:: Working data ::

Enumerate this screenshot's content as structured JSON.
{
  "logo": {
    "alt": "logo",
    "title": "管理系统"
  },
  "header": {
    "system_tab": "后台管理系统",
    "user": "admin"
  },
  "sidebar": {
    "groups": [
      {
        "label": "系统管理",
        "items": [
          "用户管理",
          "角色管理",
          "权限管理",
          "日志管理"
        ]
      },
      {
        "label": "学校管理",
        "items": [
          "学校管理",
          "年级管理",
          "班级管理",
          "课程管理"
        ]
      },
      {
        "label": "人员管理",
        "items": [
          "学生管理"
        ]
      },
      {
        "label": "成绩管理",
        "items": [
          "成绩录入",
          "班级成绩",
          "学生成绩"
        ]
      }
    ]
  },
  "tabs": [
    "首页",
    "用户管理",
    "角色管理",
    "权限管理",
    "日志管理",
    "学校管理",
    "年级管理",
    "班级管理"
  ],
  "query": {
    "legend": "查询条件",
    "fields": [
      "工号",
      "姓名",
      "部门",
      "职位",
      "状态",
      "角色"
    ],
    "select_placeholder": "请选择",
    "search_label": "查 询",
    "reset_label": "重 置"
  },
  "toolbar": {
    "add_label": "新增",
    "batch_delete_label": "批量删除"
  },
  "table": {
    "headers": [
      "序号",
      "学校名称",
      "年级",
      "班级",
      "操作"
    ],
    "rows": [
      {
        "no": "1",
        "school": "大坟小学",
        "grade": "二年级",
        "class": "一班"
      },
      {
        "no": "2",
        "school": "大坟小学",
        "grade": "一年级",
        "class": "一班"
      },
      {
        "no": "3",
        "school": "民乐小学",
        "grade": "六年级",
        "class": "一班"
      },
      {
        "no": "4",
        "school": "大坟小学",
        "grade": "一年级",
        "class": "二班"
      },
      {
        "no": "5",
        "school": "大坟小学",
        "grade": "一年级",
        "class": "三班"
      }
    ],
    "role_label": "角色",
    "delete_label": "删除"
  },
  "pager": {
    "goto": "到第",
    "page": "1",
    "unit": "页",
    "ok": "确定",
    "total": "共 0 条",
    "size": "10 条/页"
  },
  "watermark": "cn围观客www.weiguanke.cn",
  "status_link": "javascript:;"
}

:::

* Problem to solve *
Copy every record exactly, with nothing added or dropped.

* Exercise solution *
Enumerate this screenshot's content as structured JSON.
{
  "logo": {
    "alt": "logo",
    "title": "管理系统"
  },
  "header": {
    "system_tab": "后台管理系统",
    "user": "admin"
  },
  "sidebar": {
    "groups": [
      {
        "label": "系统管理",
        "items": [
          "用户管理",
          "角色管理",
          "权限管理",
          "日志管理"
        ]
      },
      {
        "label": "学校管理",
        "items": [
          "学校管理",
          "年级管理",
          "班级管理",
          "课程管理"
        ]
      },
      {
        "label": "人员管理",
        "items": [
          "学生管理"
        ]
      },
      {
        "label": "成绩管理",
        "items": [
          "成绩录入",
          "班级成绩",
          "学生成绩"
        ]
      }
    ]
  },
  "tabs": [
    "首页",
    "用户管理",
    "角色管理",
    "权限管理",
    "日志管理",
    "学校管理",
    "年级管理",
    "班级管理"
  ],
  "query": {
    "legend": "查询条件",
    "fields": [
      "工号",
      "姓名",
      "部门",
      "职位",
      "状态",
      "角色"
    ],
    "select_placeholder": "请选择",
    "search_label": "查 询",
    "reset_label": "重 置"
  },
  "toolbar": {
    "add_label": "新增",
    "batch_delete_label": "批量删除"
  },
  "table": {
    "headers": [
      "序号",
      "学校名称",
      "年级",
      "班级",
      "操作"
    ],
    "rows": [
      {
        "no": "1",
        "school": "大坟小学",
        "grade": "二年级",
        "class": "一班"
      },
      {
        "no": "2",
        "school": "大坟小学",
        "grade": "一年级",
        "class": "一班"
      },
      {
        "no": "3",
        "school": "民乐小学",
        "grade": "六年级",
        "class": "一班"
      },
      {
        "no": "4",
        "school": "大坟小学",
        "grade": "一年级",
        "class": "二班"
      },
      {
        "no": "5",
        "school": "大坟小学",
        "grade": "一年级",
        "class": "三班"
      }
    ],
    "role_label": "角色",
    "delete_label": "删除"
  },
  "pager": {
    "goto": "到第",
    "page": "1",
    "unit": "页",
    "ok": "确定",
    "total": "共 0 条",
    "size": "10 条/页"
  },
  "watermark": "cn围观客www.weiguanke.cn",
  "status_link": "javascript:;"
}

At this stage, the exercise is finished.